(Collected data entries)
*-*-*

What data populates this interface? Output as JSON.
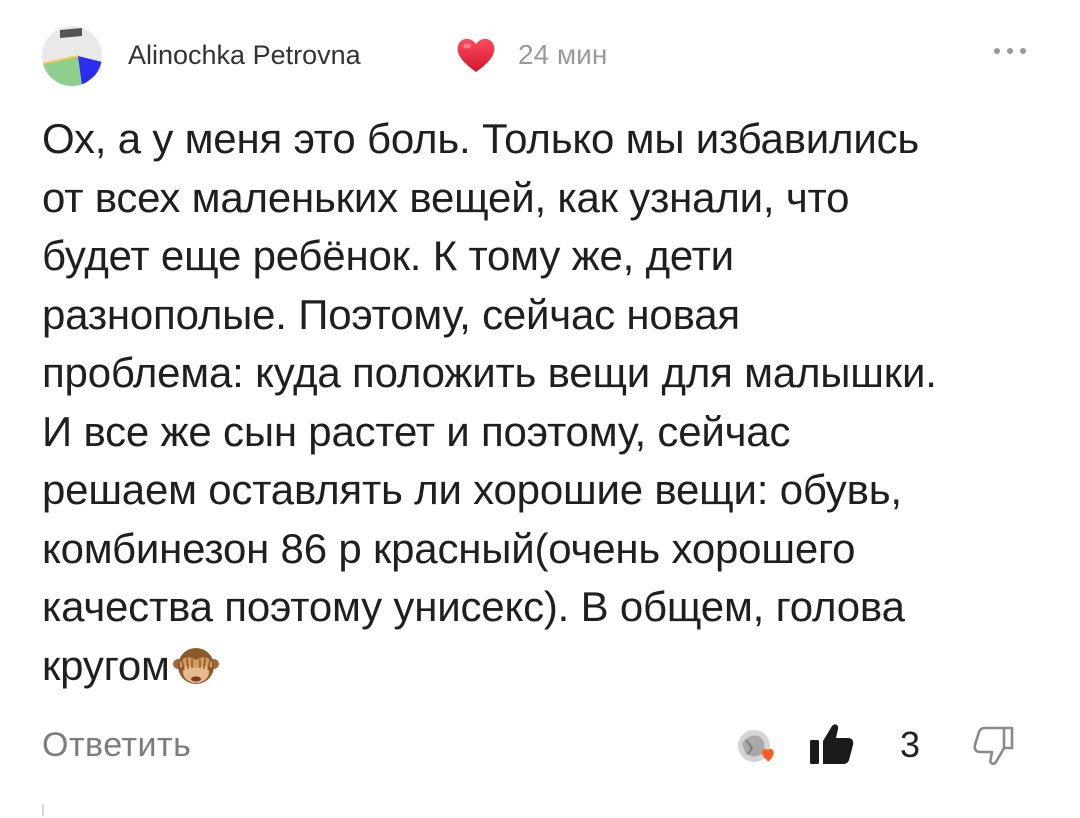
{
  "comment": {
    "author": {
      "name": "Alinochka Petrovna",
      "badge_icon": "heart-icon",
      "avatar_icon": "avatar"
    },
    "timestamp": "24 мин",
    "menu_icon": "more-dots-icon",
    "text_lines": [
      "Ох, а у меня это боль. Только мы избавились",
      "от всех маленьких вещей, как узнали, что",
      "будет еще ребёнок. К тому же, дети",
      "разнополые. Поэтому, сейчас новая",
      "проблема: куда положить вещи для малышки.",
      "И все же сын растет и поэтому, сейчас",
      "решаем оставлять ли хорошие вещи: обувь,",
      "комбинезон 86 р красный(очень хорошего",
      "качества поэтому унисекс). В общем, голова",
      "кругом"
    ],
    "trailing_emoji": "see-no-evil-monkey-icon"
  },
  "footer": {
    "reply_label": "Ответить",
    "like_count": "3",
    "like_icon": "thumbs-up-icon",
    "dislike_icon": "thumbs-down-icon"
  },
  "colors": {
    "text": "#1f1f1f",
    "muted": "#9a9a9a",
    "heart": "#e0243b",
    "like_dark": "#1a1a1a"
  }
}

*-*-*

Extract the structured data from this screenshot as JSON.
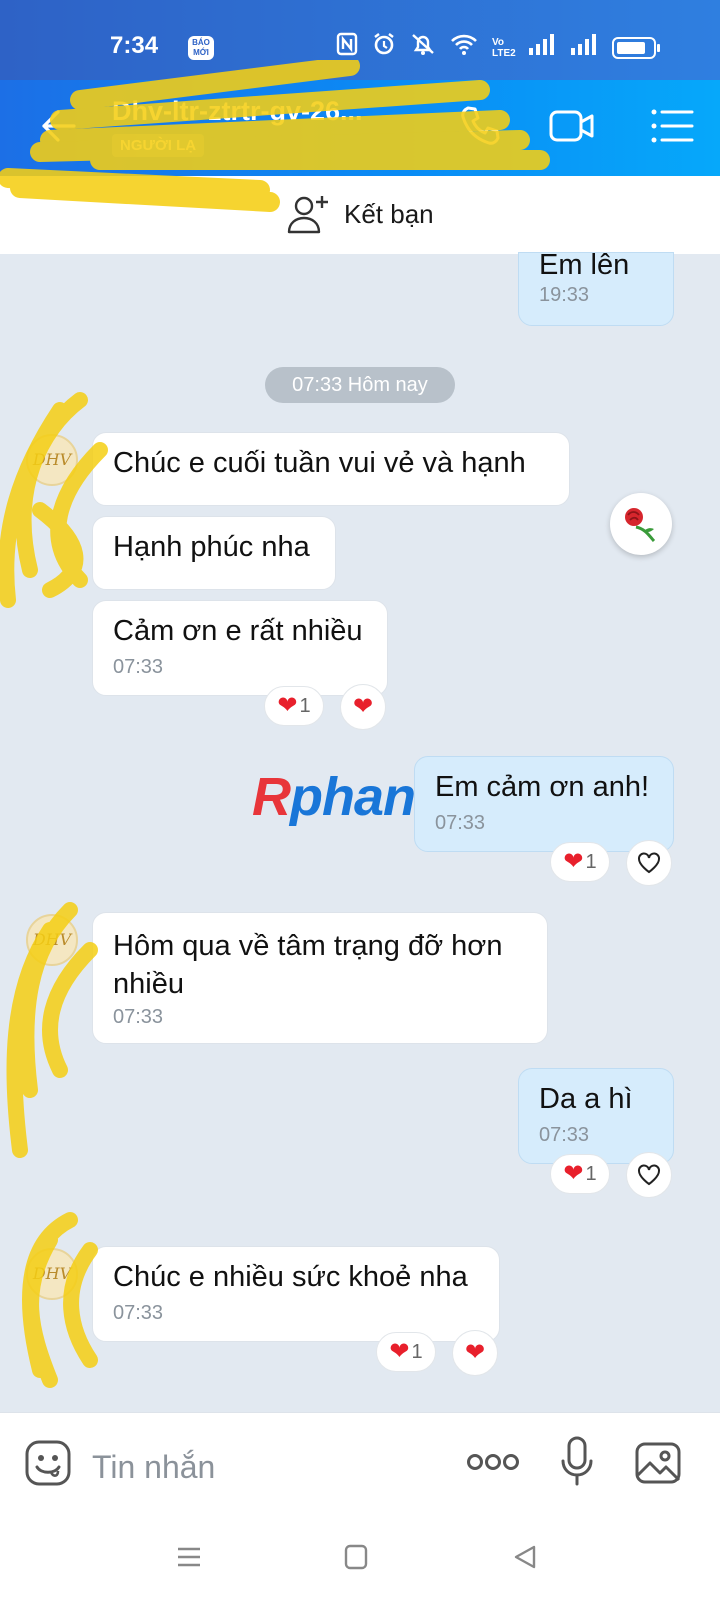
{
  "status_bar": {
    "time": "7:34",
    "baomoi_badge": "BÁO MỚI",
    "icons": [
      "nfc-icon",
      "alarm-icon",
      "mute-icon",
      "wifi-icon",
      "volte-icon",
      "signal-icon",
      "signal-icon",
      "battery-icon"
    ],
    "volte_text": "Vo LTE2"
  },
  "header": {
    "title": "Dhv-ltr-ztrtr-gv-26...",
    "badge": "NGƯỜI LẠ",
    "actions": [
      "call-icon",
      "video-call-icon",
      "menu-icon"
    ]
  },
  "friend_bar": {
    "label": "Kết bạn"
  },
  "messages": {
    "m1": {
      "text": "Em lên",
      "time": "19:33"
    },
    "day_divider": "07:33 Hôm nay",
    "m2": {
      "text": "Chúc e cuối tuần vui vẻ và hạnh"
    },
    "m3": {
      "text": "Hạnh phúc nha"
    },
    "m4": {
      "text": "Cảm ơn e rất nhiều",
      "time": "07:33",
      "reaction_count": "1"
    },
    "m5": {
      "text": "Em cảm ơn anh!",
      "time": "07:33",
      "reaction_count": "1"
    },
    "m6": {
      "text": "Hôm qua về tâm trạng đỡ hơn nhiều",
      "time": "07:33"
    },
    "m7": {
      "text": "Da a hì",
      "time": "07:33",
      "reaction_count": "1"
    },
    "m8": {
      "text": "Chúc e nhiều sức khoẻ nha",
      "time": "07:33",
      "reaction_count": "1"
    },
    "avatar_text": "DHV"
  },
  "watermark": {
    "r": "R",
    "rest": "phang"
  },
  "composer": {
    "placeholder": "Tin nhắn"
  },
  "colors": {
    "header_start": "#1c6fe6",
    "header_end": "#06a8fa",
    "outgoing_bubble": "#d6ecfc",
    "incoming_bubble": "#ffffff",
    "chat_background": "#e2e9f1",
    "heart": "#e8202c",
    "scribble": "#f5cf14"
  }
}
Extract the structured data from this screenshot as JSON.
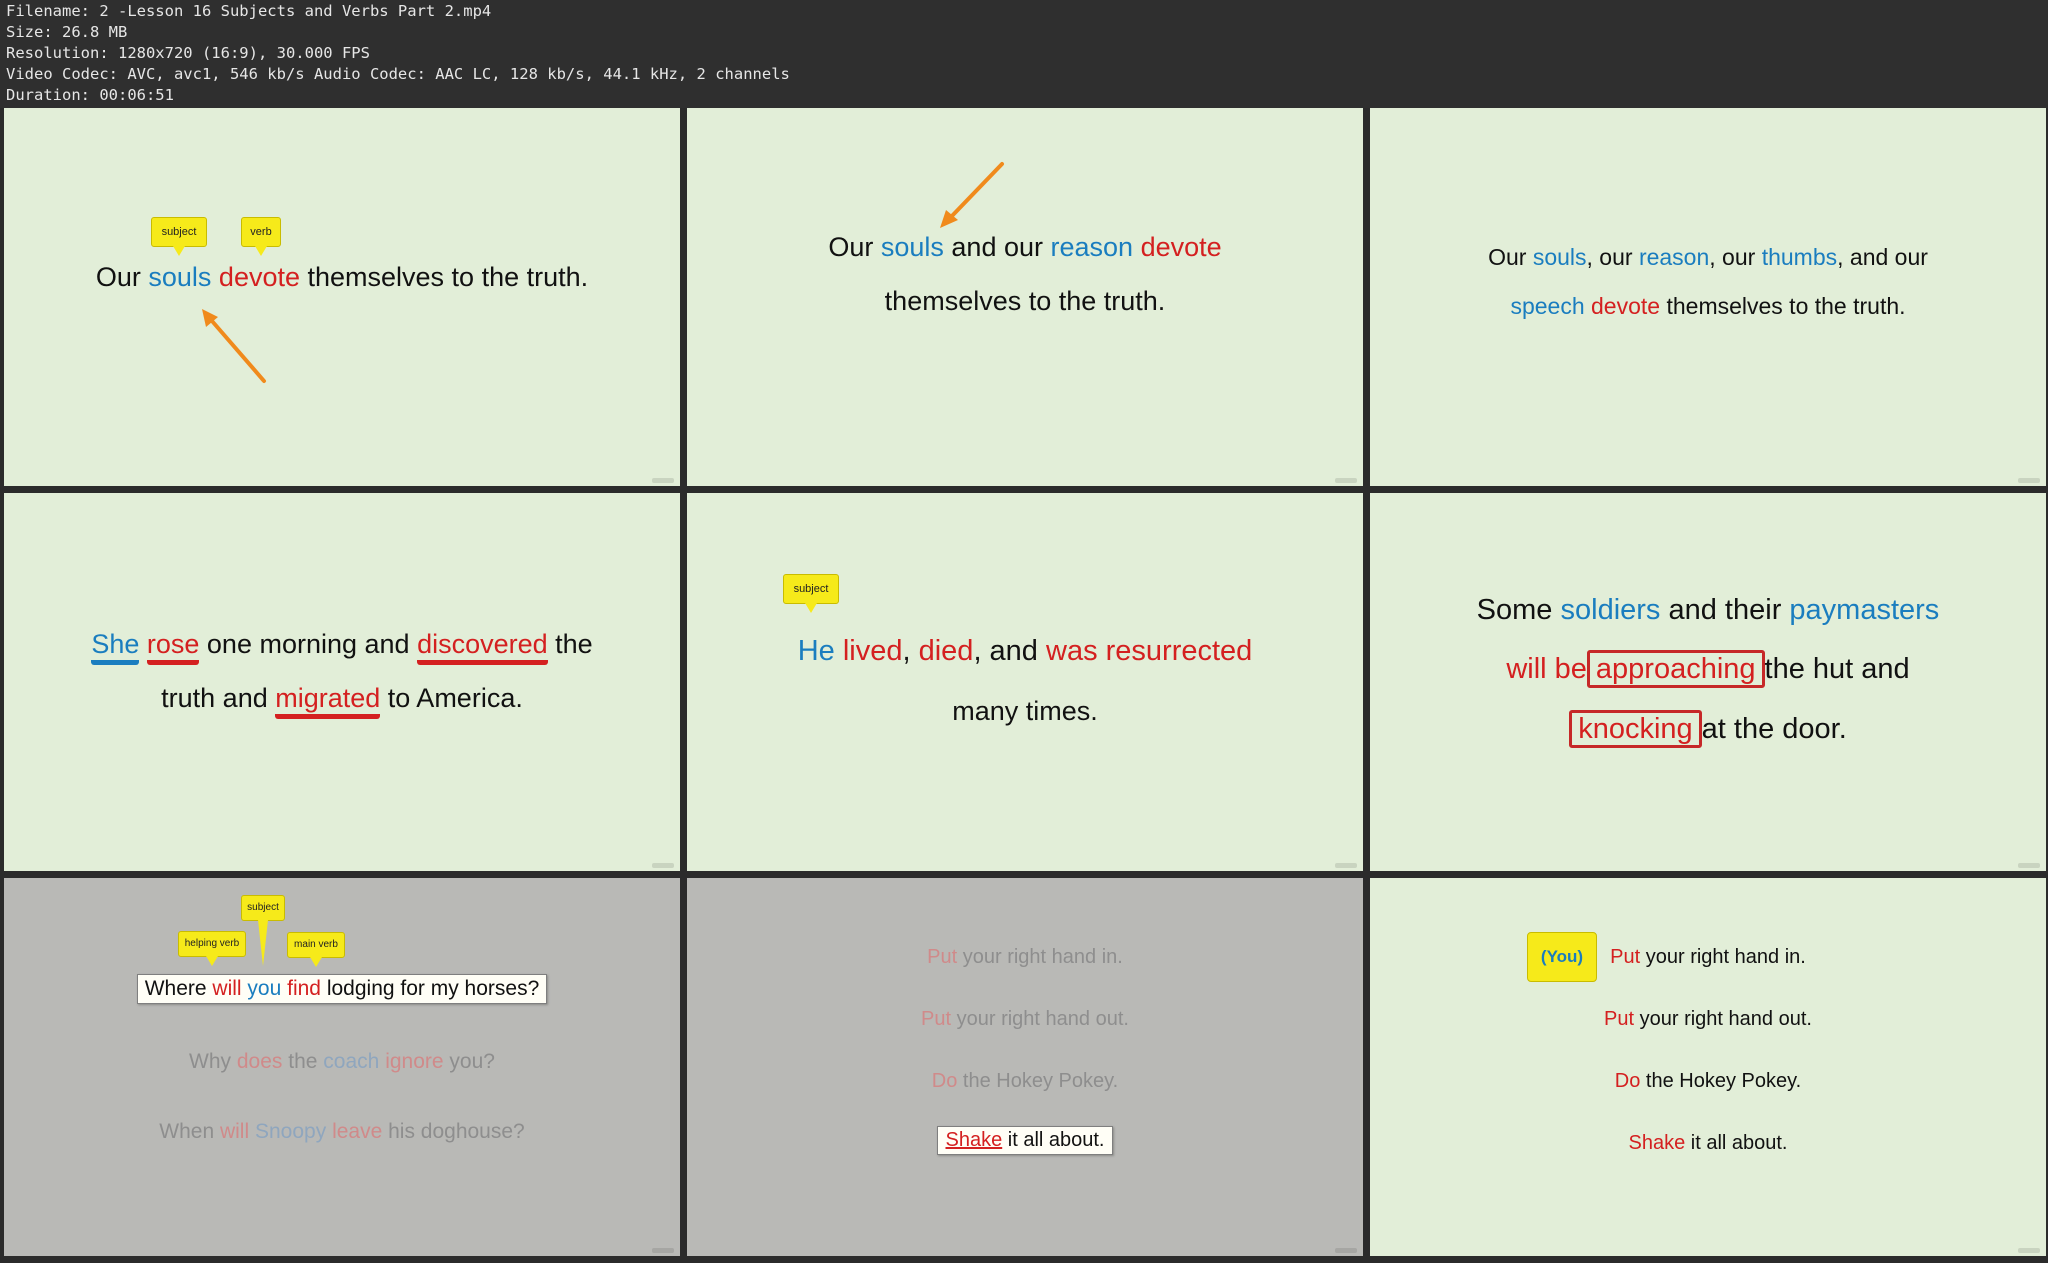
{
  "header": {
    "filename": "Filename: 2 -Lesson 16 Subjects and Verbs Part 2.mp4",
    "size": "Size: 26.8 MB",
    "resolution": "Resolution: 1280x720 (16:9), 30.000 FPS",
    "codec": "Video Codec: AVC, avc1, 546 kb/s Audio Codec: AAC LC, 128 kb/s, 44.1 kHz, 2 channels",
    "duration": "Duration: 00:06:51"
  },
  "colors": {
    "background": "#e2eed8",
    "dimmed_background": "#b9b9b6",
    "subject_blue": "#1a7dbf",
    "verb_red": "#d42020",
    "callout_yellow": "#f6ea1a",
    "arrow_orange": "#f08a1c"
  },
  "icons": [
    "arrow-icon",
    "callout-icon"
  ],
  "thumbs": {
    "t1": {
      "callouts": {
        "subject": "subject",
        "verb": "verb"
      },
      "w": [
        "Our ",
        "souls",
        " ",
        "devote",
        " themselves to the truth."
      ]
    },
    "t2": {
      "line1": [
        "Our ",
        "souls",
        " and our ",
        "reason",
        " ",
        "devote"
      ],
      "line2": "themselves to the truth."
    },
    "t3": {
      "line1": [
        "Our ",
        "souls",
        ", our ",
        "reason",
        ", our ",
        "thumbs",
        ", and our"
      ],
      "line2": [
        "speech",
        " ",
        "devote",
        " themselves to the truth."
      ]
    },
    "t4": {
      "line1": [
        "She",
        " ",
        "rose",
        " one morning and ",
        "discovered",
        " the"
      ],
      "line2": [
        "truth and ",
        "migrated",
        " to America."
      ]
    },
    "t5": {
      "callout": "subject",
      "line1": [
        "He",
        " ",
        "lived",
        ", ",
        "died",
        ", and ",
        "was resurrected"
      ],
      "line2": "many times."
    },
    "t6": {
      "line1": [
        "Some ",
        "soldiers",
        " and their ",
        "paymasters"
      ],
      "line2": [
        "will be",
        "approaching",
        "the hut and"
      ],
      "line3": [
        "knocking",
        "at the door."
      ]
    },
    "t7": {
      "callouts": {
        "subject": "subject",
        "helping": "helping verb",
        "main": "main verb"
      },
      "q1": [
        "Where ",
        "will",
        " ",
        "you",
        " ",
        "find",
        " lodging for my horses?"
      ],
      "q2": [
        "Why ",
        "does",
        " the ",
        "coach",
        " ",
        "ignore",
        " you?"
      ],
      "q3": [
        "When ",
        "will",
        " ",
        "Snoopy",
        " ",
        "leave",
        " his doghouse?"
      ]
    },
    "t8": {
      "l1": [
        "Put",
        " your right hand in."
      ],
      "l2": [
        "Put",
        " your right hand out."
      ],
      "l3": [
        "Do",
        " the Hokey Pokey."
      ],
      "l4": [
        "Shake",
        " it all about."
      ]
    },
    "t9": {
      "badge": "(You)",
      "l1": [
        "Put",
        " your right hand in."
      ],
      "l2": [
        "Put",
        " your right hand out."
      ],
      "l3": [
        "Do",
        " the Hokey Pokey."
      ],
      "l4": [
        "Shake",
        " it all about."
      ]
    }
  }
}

*-*-*

● SHORT PROBLEM: Check the data for the word "вещи" and pull out the lines that have it.

● RESPONSE:
      "проблема: куда положить вещи для малышки.",
      "решаем оставлять ли хорошие вещи: обувь,",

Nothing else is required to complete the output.